- SELECTED PASSAGE:
★ ★ ★ ★ ★

The rise of Facebook as a great time-waster is pretty well-documented, and now aviation geeks have their own way to flush hours down the lavatory: Let me introduce FlightMemory.com, a Web site that lets you input all your commercial flights. It then tracks your time and mileage and plots it on a map. You can even order a poster based on your flight paths. (Thanks to Things in the Sky for the discovery.)
What’s kind of useful is that you can choose to enter the bare-minimum of details, or delve into
excruciating detail about every single thing the airline, TSA and airport employees did wrong – or you can praise them for those times when “customer service” isn’t a punchline.
I’m still working on getting my flights in, but I’ve made some headway. It’s quite a lot of fun, especially since it appears to be of German origin and translated by members of The Scorpions while they were on tour with Van Halen circa 1985 (“We can now offer you some new thingies for your pleasure – introducing the FlightMemory shop!” … tell me you couldn’t hear Klaus Meine saying that!).
Obviously, this took me down memory lane – in the spirit of Flightmemory, here is a list of my Top 5 best-ever commercial flights – I don’t really need to do my 5 Worst … that’s pretty much any time American Airlines was involved!
1. Los Angeles to Auckland, NZ. Qantas. 12.25 hours. Aside from the usual Qantas comfort -boarding and finding the welcome kit on your seat, the cool flight attendants, the on-demand
entertainment- this was a rarity for transcontinental flight: No jet lag! The flight left at 9 p.m. local time … I ate, slept, caught some movies, ate, slept more, woke up and I was in Auckland at 6 a.m. local time. I was pretty fresh, having felt like I just had a long night. BONUS – Some serious turbulence shook us from Hawaii to Auckland, bouncing the 747-400 around. Some wouldn’t like that, but I call it fun.
2. Los Angeles to Honolulu. American. About 5 hours. American Airlines sneaks into my best-of! But hey, when you land in Honolulu, everything is better. I loved the airport’s open-air walkways and the immediately balmy feel of the air. You can’t be in Honolulu and not feel a huge weight come off your shoulders. Plus, I loved the landing – a hard turn for the final approach. Always fun in a DC-10!
3. Quepos to San Jose, Costa Rica. Nature Air. 39 minutes. From start to finish, this was an absolute blast of a flight. A taxi dropped us off in the middle of the jungle at a paved airstrip. There was no control tower, just a thatched-roof hut … that happened to sell tasty homemade desserts! There was no
security gate, and an 11-year-old tico grabbed our bags and loaded them in the cart. A few minutes later, a DeHaviland Twin Otter landed. People got off, the 11-year-old put our bags on, and we were wheels-up moments later. The view is absolutely splendid and shocking green, with low-lying clouds wreathing the mountaintops. At that point, it was the smallest plane Sarah had ever been on. She started off squishing her armrests with a death grip, but she soon relaxed, captivated by the view out the window.

★ ★ ★ ★ ★

- THE DATA:
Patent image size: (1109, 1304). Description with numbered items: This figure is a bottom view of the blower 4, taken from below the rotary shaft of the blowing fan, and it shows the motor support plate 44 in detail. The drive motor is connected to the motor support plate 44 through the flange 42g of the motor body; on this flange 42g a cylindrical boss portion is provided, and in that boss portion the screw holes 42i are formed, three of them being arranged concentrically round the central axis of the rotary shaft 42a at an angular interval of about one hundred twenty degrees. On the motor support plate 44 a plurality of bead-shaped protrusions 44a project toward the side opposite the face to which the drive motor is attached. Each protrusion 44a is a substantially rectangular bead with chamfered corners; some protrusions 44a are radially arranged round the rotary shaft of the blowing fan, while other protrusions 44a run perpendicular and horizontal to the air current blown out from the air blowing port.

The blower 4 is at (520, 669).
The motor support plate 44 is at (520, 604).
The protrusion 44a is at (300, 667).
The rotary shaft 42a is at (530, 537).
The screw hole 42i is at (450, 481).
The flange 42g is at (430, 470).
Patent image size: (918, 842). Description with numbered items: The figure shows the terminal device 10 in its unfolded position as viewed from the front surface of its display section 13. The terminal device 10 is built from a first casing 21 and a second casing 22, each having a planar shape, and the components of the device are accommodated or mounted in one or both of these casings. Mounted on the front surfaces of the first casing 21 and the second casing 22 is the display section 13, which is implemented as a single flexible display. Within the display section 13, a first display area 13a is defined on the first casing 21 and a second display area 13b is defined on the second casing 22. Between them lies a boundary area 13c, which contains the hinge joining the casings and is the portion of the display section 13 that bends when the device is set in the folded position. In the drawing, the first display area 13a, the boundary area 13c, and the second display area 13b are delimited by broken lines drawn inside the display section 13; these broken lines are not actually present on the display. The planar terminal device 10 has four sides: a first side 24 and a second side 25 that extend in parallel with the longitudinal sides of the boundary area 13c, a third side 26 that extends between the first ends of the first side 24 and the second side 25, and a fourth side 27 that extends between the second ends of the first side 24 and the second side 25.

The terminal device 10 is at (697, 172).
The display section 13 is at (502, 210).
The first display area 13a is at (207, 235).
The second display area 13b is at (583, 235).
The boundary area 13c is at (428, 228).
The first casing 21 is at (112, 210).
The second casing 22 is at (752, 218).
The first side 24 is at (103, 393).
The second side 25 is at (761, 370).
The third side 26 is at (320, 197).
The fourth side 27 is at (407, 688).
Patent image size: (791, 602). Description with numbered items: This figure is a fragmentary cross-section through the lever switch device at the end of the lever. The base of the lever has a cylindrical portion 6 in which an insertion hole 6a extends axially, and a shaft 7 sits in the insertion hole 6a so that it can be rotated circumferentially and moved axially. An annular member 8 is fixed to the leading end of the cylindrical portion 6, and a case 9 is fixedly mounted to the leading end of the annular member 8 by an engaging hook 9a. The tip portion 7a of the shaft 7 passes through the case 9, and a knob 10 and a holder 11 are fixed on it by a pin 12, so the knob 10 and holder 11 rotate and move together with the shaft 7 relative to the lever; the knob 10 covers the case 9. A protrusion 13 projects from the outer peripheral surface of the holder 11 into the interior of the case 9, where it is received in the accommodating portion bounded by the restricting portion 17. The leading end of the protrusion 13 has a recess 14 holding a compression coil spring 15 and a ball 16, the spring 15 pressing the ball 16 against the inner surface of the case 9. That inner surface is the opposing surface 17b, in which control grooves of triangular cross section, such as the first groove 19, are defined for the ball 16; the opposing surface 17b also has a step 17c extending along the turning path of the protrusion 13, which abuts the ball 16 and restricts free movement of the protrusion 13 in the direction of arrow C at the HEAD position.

★ ★ ★ ★ ★

- GOAL OF THE EXERCISE: Rewrite the post about FlightMemory starting at "What’s kind of" and ending at "isn’t a punchline.", swapping "excruciating" for "painstaking". Use only the text to do this.

- PROBLEM SOLUTION:
What’s kind of useful is that you can choose to enter the bare-minimum of details, or delve into
painstaking detail about every single thing the airline, TSA and airport employees did wrong – or you can praise them for those times when “customer service” isn’t a punchline.